(Stored entries)
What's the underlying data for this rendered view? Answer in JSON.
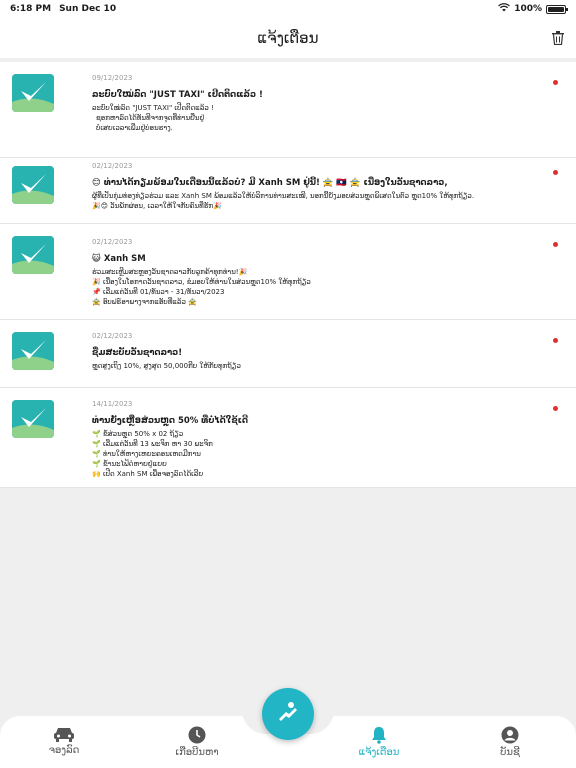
{
  "status": {
    "time": "6:18 PM",
    "date": "Sun Dec 10",
    "battery": "100%"
  },
  "header": {
    "title": "ແຈ້ງເຕືອນ"
  },
  "colors": {
    "accent": "#22b5c6",
    "unread": "#e23030"
  },
  "notifications": [
    {
      "date": "09/12/2023",
      "title": "ລະບົບໃໝ່ລົດ \"JUST TAXI\" ເປີດຕິດແລ້ວ !",
      "lines": [
        "ລະບົບໃໝ່ລົດ \"JUST TAXI\" ເປີດຕິດແລ້ວ !",
        "ຊອກຫາລົດໄດ້ທັນທີຈາກຈຸດທີ່ທ່ານຢືນຢູ່",
        "ບໍ່ເສຍເວລາເພີ່ມຢູ່ບ່ອນຮາງ."
      ]
    },
    {
      "date": "02/12/2023",
      "title": "😊 ທ່ານໄດ້ກຽມພ້ອມໃນເດືອນນີ້ແລ້ວບໍ? ມີ Xanh SM ຢູ່ນີ້! 🚖 🇱🇦 🚖 ເນື່ອງໃນວັນຊາດລາວ,",
      "lines": [
        "ຜູ້ທີ່ເປັນກຸ່ມທ່ອງທ່ຽວຮ່ວມ ແລະ Xanh SM ພ້ອມແລ້ວໃຫ້ບໍລິການທ່ານສະເໝີ, ນອກນີ້ຍັງມອບສ່ວນຫຼຸດພິເສດໃນຕົວ ຫຼຸດ10% ໃຫ້ທຸກຖ້ຽວ.",
        "🎉😊 ວັນພັກຜ່ອນ, ເວລາໃຫ້ໃຈກັບຄົນທີ່ຮັກ🎉"
      ]
    },
    {
      "date": "02/12/2023",
      "title": "😺 Xanh SM",
      "lines": [
        "ຮ່ວມສະເຫຼີມສະຫຼອງວັນຊາດລາວກັບລູກຄ້າທຸກທ່ານ!🎉",
        "🎉 ເນື່ອງໃນໂອກາດວັນຊາດລາວ, ຂໍມອບໃຫ້ທ່ານໃນສ່ວນຫຼຸດ10% ໃຫ້ທຸກຖ້ຽວ",
        "📌 ເລີ່ມແຕ່ວັນທີ 01/ທັນວາ - 31/ທັນວາ/2023",
        "🚖 ອົບຟຣ໌ອາພາງຈາກແອັບທີ່ແລ້ວ 🚖"
      ]
    },
    {
      "date": "02/12/2023",
      "title": "ຊື່ມສະບັບວັນຊາດລາວ!",
      "lines": [
        "ຫຼຸດສູງເຖິງ 10%, ສູງສຸດ 50,000ກີບ ໃຫ້ກັບທຸກຖ້ຽວ"
      ]
    },
    {
      "date": "14/11/2023",
      "title": "ທ່ານຍັງເຫຼືອສ່ວນຫຼຸດ 50% ທີ່ບໍ່ໄດ້ໃຊ້ເດີ",
      "lines": [
        "🌱 ຂໍ້ສ່ວນຫຼຸດ 50% x 02 ຖ້ຽວ",
        "🌱 ເລີ່ມແຕ່ວັນທີ 13 ພະຈິກ ຫາ 30 ພະຈິກ",
        "🌱 ທ່ານໃຫ້ຫາງເຫຍະຄອນເຫດມີການ",
        "🌱 ຂໍ້ານະໄຟ້ດໍຫາຍຢູ່ແຍຍ",
        "🙌 ເປີດ Xanh SM ເພື່ອຈອງລົດໄດ້ເລີຍ"
      ]
    }
  ],
  "tabs": [
    {
      "label": "ຈອງລົດ",
      "icon": "car-icon"
    },
    {
      "label": "ເກືອບີນຫາ",
      "icon": "clock-icon"
    },
    {
      "label": "ແຈ້ງເຕືອນ",
      "icon": "bell-icon"
    },
    {
      "label": "ບັນຊີ",
      "icon": "user-icon"
    }
  ]
}
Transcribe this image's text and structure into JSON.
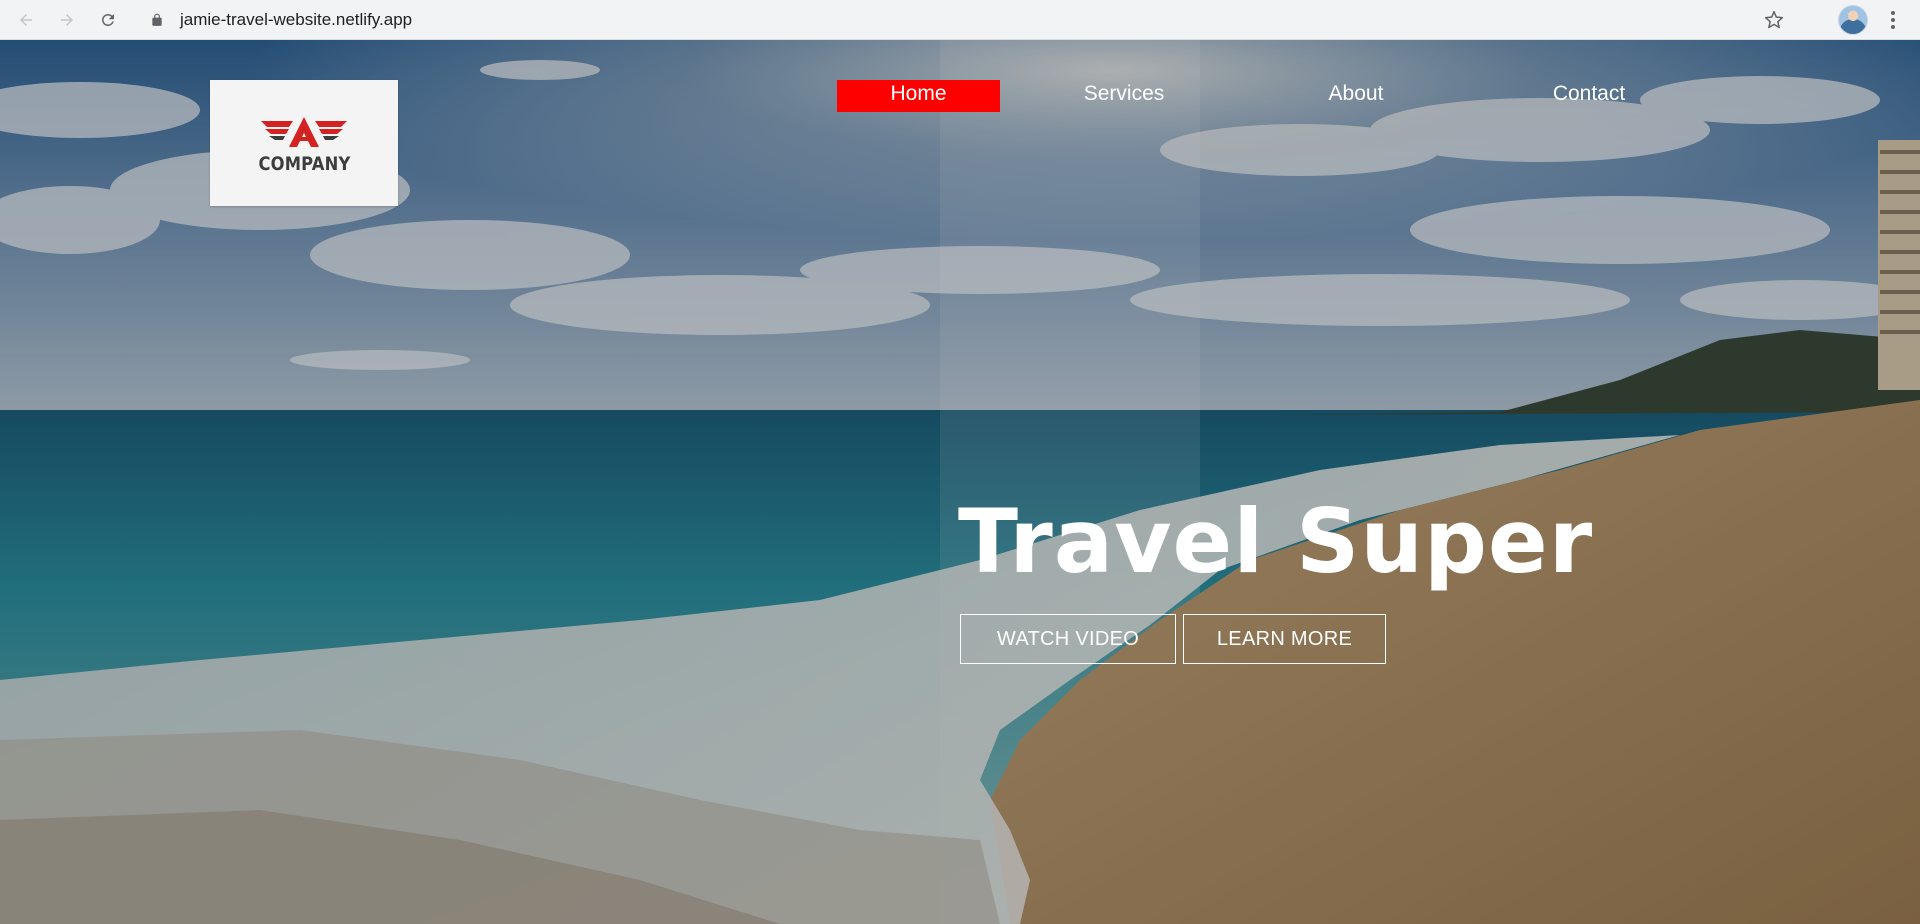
{
  "browser": {
    "url": "jamie-travel-website.netlify.app"
  },
  "logo": {
    "text": "COMPANY",
    "colors": {
      "wing": "#d32222",
      "dark": "#3d3d3d"
    }
  },
  "nav": {
    "items": [
      {
        "label": "Home",
        "active": true
      },
      {
        "label": "Services",
        "active": false
      },
      {
        "label": "About",
        "active": false
      },
      {
        "label": "Contact",
        "active": false
      }
    ],
    "active_color": "#ff0000"
  },
  "hero": {
    "title": "Travel Super",
    "buttons": {
      "watch_video": "WATCH VIDEO",
      "learn_more": "LEARN MORE"
    }
  }
}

▸ **PROBLEM TO WORK ON**
Of the lines in the entries above, how many include "icon"? Only the number should be given.

▸ **TASK RESULT**
4